Your task is to quote the material that follows, in full and exactly.

---

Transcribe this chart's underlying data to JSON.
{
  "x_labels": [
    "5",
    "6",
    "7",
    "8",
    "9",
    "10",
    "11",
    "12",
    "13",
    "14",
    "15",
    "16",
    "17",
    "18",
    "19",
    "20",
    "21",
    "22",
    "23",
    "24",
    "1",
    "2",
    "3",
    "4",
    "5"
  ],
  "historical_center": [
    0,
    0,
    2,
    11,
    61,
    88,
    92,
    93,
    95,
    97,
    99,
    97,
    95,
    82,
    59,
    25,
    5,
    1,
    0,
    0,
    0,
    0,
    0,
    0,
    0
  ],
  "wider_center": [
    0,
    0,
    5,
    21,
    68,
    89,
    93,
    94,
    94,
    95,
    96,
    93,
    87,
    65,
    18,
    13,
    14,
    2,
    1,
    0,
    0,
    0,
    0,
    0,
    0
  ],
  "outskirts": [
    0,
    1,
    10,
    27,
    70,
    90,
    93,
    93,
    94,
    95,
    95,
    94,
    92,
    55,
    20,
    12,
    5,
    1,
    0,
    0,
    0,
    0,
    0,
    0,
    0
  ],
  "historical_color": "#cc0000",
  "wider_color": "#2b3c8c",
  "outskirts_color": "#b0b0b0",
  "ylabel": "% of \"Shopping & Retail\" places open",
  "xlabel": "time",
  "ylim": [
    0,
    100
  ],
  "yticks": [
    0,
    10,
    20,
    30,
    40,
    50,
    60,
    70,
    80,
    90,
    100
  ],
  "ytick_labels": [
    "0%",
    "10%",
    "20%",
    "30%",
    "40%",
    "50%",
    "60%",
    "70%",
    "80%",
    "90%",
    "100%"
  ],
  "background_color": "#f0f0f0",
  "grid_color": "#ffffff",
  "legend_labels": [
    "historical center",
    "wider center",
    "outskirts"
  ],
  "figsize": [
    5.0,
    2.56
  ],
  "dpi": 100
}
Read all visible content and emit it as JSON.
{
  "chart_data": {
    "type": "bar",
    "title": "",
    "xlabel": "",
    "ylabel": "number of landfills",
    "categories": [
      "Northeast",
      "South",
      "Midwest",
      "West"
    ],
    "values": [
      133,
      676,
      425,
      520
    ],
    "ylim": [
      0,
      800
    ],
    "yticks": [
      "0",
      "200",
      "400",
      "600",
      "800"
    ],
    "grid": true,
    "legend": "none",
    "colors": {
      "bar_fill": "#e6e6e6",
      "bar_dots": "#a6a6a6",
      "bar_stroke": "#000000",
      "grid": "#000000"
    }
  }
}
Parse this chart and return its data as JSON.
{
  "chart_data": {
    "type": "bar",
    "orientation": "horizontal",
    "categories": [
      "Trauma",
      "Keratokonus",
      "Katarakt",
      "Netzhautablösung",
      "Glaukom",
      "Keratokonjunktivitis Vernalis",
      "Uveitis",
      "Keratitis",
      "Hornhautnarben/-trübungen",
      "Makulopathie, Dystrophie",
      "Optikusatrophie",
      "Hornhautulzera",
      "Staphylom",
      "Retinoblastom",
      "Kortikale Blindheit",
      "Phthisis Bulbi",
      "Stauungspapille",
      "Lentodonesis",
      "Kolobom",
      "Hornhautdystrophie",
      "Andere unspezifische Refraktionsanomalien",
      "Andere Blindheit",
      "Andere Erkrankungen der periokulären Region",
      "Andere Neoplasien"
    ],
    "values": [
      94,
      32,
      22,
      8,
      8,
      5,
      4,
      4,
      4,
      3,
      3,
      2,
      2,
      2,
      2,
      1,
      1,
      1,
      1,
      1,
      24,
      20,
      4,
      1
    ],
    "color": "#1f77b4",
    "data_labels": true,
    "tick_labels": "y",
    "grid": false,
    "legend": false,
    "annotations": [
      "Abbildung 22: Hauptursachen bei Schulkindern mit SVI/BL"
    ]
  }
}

---

Answer to this problem -
Transcribe this chart's underlying data to JSON.
{
  "x_labels": [
    "5",
    "6",
    "7",
    "8",
    "9",
    "10",
    "11",
    "12",
    "13",
    "14",
    "15",
    "16",
    "17",
    "18",
    "19",
    "20",
    "21",
    "22",
    "23",
    "24",
    "1",
    "2",
    "3",
    "4",
    "5"
  ],
  "historical_center": [
    0,
    0,
    2,
    11,
    61,
    88,
    92,
    93,
    95,
    97,
    99,
    97,
    95,
    82,
    59,
    25,
    5,
    1,
    0,
    0,
    0,
    0,
    0,
    0,
    0
  ],
  "wider_center": [
    0,
    0,
    5,
    21,
    68,
    89,
    93,
    94,
    94,
    95,
    96,
    93,
    87,
    65,
    18,
    13,
    14,
    2,
    1,
    0,
    0,
    0,
    0,
    0,
    0
  ],
  "outskirts": [
    0,
    1,
    10,
    27,
    70,
    90,
    93,
    93,
    94,
    95,
    95,
    94,
    92,
    55,
    20,
    12,
    5,
    1,
    0,
    0,
    0,
    0,
    0,
    0,
    0
  ],
  "historical_color": "#cc0000",
  "wider_color": "#2b3c8c",
  "outskirts_color": "#b0b0b0",
  "ylabel": "% of \"Shopping & Retail\" places open",
  "xlabel": "time",
  "ylim": [
    0,
    100
  ],
  "yticks": [
    0,
    10,
    20,
    30,
    40,
    50,
    60,
    70,
    80,
    90,
    100
  ],
  "ytick_labels": [
    "0%",
    "10%",
    "20%",
    "30%",
    "40%",
    "50%",
    "60%",
    "70%",
    "80%",
    "90%",
    "100%"
  ],
  "background_color": "#f0f0f0",
  "grid_color": "#ffffff",
  "legend_labels": [
    "historical center",
    "wider center",
    "outskirts"
  ],
  "figsize": [
    5.0,
    2.56
  ],
  "dpi": 100
}
Read all visible content and emit it as JSON.
{
  "chart_data": {
    "type": "bar",
    "title": "",
    "xlabel": "",
    "ylabel": "number of landfills",
    "categories": [
      "Northeast",
      "South",
      "Midwest",
      "West"
    ],
    "values": [
      133,
      676,
      425,
      520
    ],
    "ylim": [
      0,
      800
    ],
    "yticks": [
      "0",
      "200",
      "400",
      "600",
      "800"
    ],
    "grid": true,
    "legend": "none",
    "colors": {
      "bar_fill": "#e6e6e6",
      "bar_dots": "#a6a6a6",
      "bar_stroke": "#000000",
      "grid": "#000000"
    }
  }
}
Parse this chart and return its data as JSON.
{
  "chart_data": {
    "type": "bar",
    "orientation": "horizontal",
    "categories": [
      "Trauma",
      "Keratokonus",
      "Katarakt",
      "Netzhautablösung",
      "Glaukom",
      "Keratokonjunktivitis Vernalis",
      "Uveitis",
      "Keratitis",
      "Hornhautnarben/-trübungen",
      "Makulopathie, Dystrophie",
      "Optikusatrophie",
      "Hornhautulzera",
      "Staphylom",
      "Retinoblastom",
      "Kortikale Blindheit",
      "Phthisis Bulbi",
      "Stauungspapille",
      "Lentodonesis",
      "Kolobom",
      "Hornhautdystrophie",
      "Andere unspezifische Refraktionsanomalien",
      "Andere Blindheit",
      "Andere Erkrankungen der periokulären Region",
      "Andere Neoplasien"
    ],
    "values": [
      94,
      32,
      22,
      8,
      8,
      5,
      4,
      4,
      4,
      3,
      3,
      2,
      2,
      2,
      2,
      1,
      1,
      1,
      1,
      1,
      24,
      20,
      4,
      1
    ],
    "color": "#1f77b4",
    "data_labels": true,
    "tick_labels": "y",
    "grid": false,
    "legend": false,
    "annotations": [
      "Abbildung 22: Hauptursachen bei Schulkindern mit SVI/BL"
    ]
  }
}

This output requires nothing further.